● **Task directions**: "Racial" appears in how many lines of the entries? State only the number.

● **Provided data**:
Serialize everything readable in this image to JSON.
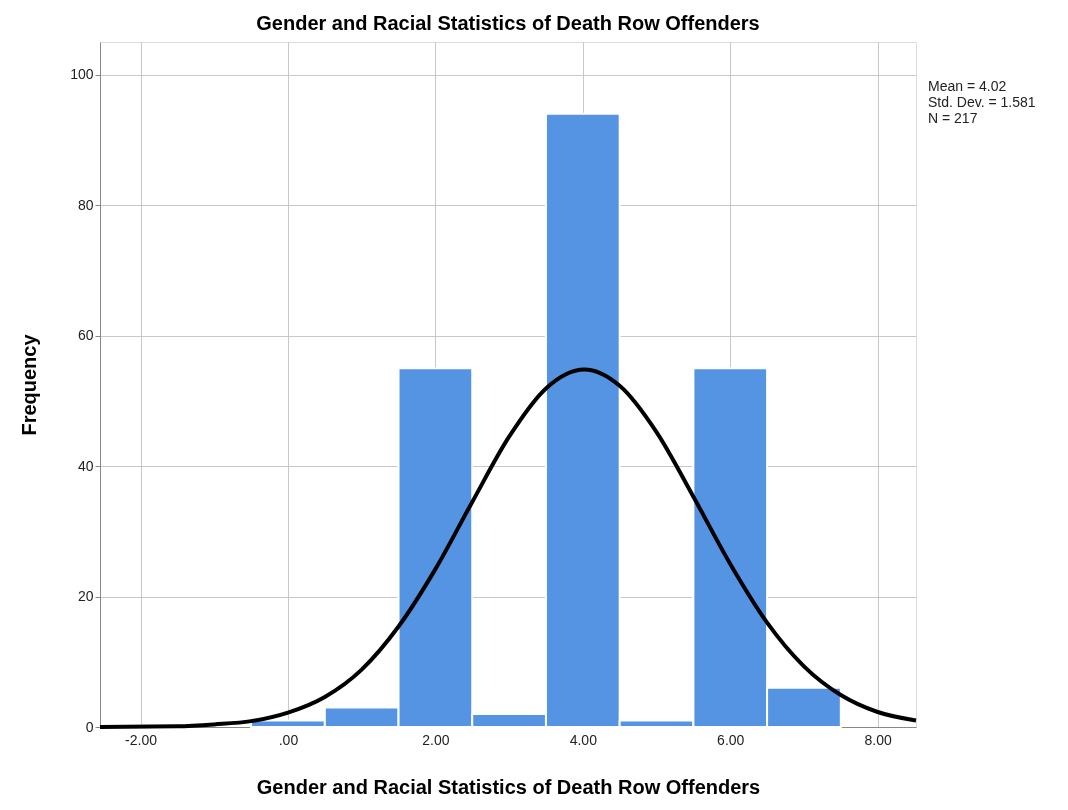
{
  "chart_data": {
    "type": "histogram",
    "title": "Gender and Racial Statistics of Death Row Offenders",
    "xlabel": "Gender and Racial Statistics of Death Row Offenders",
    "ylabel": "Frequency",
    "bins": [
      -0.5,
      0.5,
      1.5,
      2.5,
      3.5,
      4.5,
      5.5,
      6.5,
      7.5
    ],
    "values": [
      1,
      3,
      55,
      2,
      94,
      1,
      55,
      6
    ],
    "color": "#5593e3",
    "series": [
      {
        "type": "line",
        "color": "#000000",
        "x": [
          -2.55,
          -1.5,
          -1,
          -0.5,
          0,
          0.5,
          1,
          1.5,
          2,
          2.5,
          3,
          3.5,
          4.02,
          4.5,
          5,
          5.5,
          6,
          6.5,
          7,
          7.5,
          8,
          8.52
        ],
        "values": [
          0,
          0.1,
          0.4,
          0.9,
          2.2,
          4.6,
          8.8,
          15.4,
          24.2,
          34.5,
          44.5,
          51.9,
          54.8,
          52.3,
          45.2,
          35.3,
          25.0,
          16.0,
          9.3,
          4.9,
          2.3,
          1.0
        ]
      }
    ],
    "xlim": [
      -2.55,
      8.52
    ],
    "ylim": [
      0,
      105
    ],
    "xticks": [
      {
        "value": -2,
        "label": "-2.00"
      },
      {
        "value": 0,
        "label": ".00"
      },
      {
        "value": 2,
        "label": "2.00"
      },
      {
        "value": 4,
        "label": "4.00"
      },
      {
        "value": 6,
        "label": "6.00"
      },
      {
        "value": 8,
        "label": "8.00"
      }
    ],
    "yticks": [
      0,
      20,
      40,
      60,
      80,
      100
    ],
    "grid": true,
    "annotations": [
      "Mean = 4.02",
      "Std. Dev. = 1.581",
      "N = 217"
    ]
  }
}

---

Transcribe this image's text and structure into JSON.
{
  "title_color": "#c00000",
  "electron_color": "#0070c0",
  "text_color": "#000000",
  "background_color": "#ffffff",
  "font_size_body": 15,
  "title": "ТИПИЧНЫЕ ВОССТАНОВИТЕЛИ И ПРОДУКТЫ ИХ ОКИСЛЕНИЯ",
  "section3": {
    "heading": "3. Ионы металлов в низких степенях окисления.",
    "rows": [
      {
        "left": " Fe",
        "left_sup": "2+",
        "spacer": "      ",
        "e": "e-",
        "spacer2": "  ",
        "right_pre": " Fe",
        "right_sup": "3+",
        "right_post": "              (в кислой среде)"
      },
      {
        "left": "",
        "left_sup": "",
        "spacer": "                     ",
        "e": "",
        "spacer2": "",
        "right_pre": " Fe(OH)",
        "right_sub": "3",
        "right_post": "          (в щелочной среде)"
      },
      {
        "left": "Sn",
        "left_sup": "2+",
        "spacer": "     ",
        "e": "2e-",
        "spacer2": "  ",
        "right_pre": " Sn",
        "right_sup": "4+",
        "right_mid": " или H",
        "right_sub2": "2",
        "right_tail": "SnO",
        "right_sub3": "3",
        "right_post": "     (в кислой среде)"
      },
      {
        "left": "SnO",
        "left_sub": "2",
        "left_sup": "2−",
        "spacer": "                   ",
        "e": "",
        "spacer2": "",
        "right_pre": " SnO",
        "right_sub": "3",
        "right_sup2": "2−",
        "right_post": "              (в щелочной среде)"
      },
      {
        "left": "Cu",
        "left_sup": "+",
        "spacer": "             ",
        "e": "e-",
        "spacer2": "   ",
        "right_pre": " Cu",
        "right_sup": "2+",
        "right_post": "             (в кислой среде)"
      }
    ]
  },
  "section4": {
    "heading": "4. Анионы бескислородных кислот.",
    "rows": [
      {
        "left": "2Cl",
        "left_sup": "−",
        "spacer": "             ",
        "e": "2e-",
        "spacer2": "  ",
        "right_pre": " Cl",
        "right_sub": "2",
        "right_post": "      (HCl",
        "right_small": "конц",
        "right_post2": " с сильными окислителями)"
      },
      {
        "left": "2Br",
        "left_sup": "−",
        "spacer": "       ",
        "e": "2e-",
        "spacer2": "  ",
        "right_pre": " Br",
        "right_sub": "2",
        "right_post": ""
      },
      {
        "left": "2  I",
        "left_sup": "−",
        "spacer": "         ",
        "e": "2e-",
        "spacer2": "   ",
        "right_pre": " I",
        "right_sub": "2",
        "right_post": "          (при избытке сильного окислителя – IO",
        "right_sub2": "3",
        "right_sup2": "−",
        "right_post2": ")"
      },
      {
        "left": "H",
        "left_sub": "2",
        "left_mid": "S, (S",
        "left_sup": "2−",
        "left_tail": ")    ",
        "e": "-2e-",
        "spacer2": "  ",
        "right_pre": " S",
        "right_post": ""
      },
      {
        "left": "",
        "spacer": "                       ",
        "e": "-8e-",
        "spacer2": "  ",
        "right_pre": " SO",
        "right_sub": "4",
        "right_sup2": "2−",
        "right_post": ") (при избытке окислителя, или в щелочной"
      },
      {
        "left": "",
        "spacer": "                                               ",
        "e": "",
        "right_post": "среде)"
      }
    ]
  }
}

...

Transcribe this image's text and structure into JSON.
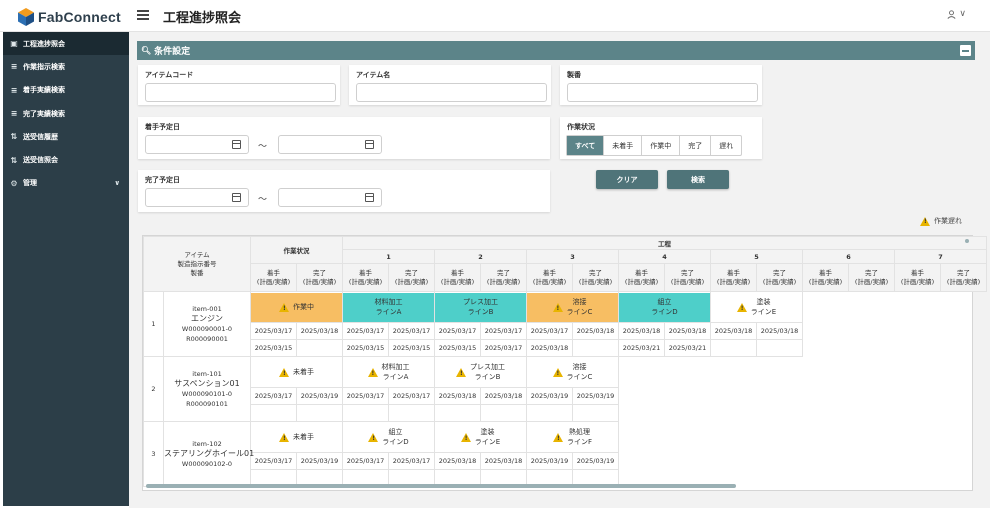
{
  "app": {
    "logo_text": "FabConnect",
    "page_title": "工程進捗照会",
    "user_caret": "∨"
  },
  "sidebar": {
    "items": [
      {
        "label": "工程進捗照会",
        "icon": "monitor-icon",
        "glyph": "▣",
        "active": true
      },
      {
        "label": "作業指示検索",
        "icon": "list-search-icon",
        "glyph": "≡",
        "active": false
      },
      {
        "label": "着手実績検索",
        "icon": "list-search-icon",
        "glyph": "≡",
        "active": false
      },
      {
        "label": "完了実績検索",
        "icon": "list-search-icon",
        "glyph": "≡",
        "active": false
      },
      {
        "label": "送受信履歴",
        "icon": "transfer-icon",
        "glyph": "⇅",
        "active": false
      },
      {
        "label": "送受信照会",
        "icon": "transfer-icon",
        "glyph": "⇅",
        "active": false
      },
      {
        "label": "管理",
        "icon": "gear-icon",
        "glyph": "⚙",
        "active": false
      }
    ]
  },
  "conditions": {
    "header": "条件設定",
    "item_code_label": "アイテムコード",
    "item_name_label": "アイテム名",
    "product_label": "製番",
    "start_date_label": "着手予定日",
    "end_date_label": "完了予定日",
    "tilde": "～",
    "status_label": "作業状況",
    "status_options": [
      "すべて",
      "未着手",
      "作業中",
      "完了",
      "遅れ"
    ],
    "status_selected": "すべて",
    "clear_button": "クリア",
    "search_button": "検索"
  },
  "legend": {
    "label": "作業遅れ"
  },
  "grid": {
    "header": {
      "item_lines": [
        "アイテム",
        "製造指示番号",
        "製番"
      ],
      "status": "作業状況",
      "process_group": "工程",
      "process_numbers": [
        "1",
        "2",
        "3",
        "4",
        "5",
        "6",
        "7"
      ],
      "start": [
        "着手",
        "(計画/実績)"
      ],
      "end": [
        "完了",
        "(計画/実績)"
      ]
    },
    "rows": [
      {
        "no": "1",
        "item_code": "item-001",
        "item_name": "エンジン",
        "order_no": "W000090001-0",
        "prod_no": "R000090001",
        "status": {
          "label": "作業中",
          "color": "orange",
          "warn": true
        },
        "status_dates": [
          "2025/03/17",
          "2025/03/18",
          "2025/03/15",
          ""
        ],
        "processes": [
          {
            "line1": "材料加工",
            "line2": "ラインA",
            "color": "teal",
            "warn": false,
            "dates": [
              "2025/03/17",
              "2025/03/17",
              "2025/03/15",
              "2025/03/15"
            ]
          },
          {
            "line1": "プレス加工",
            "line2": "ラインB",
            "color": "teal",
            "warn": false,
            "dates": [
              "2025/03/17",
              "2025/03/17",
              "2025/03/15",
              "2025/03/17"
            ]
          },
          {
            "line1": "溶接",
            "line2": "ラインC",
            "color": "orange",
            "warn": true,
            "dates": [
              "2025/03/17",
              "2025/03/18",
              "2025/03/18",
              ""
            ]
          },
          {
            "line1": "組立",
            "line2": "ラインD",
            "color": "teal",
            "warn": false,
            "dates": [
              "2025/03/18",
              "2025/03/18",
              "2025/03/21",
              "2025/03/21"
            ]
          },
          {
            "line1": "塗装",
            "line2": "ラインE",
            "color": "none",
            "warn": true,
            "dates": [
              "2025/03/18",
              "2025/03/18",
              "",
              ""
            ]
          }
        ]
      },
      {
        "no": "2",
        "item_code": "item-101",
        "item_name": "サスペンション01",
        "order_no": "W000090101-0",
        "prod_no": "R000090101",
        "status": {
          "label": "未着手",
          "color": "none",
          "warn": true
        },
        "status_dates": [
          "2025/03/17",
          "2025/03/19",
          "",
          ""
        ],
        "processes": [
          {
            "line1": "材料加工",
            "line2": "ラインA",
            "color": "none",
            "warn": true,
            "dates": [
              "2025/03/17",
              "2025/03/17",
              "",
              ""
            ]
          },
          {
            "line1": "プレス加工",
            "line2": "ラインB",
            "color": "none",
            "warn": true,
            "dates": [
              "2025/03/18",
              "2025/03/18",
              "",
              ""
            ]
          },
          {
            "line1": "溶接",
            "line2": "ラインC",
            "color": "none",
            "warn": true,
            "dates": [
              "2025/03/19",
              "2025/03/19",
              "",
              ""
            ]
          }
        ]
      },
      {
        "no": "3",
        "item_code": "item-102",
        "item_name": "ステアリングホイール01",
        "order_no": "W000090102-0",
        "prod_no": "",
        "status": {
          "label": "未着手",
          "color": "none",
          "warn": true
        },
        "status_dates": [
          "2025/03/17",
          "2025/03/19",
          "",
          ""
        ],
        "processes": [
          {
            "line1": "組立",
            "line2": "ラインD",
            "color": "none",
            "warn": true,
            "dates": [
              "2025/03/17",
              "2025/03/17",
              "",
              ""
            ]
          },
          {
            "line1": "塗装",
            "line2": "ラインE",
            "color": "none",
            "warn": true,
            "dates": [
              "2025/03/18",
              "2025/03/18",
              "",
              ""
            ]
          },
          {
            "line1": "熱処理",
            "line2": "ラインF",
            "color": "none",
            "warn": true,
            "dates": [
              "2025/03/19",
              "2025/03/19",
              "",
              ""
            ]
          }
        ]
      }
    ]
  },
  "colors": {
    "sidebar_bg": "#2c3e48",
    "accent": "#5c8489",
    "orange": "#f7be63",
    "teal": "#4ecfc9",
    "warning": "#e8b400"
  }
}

● **Reply**: 2